• GIVEN TEXT:
* begin *

Select Committee on Northern Ireland Affairs Appendices to the Minutes of Evidence


APPENDIX 15

Supplementary Memorandum submitted by the Northern Ireland Human Rights Commission

3.  AFFECTED INDIVIDUALS AND COMMUNITIES

  Having established, as far as is possible, the parameters of the right to march and the right to counter-demonstrate, the question of what rights ought to be enjoyed by individuals in the communities through which parades pass must be addressed. Both Article 17 of the European Convention and Article 5 of the International Covenant (which are always exercised in conjunction with other substantive rights) make it clear that where freedoms collide they are to be balanced according to the particular facts of the case. This chapter, therefore, makes no attempt to balance the rights enumerated here with those discussed in the previous chapter.

Article 17, European Convention on Human Rights

  Nothing in this Convention may be interpreted as implying for any State, group or person any right to engage in any activity or perform any act aimed at the destruction of any of the rights and freedoms set forth herein or at their limitation to a greater extent than is provided for in the Convention.

* end *

• DATASET EXCERPT:
* begin *

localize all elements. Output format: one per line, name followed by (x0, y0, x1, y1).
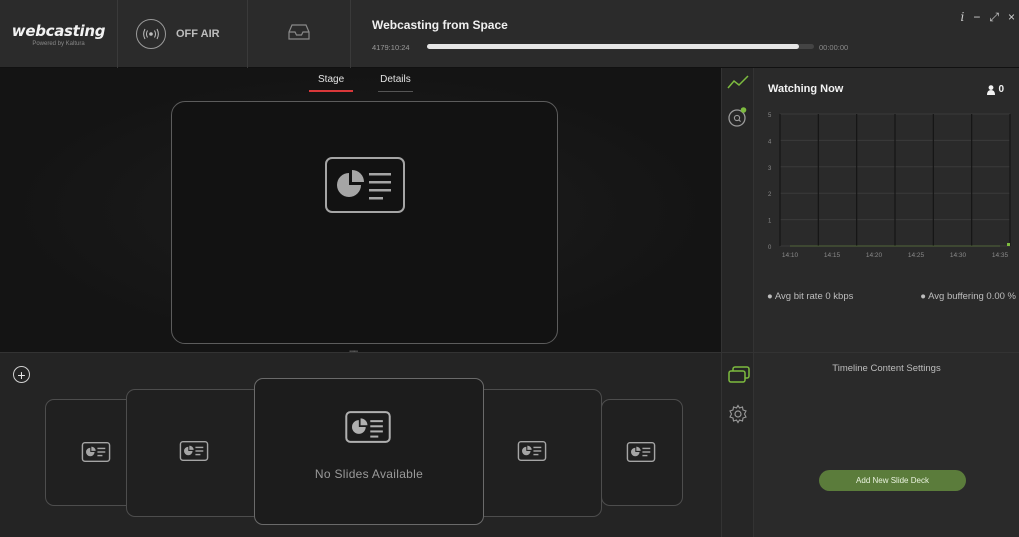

* end *

• TASK INSTRUCTIONS:
1. Summarize the memorandum above in two sentences.
2. Answer the following questions using the memorandum above.
(a) Which body submitted the supplementary memorandum?
(b) According to the memorandum, how are freedoms to be balanced where they collide?
(c) Under Article 17 as quoted, to which parties does the ban on claiming a right to destroy the Convention's rights and freedoms apply?

• ANSWERS BELOW:
1. The memorandum turns to the rights that individuals in the communities through which parades pass ought to enjoy, noting that Article 17 of the European Convention and Article 5 of the International Covenant require colliding freedoms to be balanced according to the particular facts of the case. For that reason, it makes no attempt to balance these rights against those discussed in the previous chapter, and it quotes Article 17's bar on interpreting the Convention as granting any right to act toward destroying or unduly limiting its rights and freedoms.

2.
(a) The Northern Ireland Human Rights Commission.
(b) They are to be balanced according to the particular facts of the case.
(c) It applies to any State, group or person.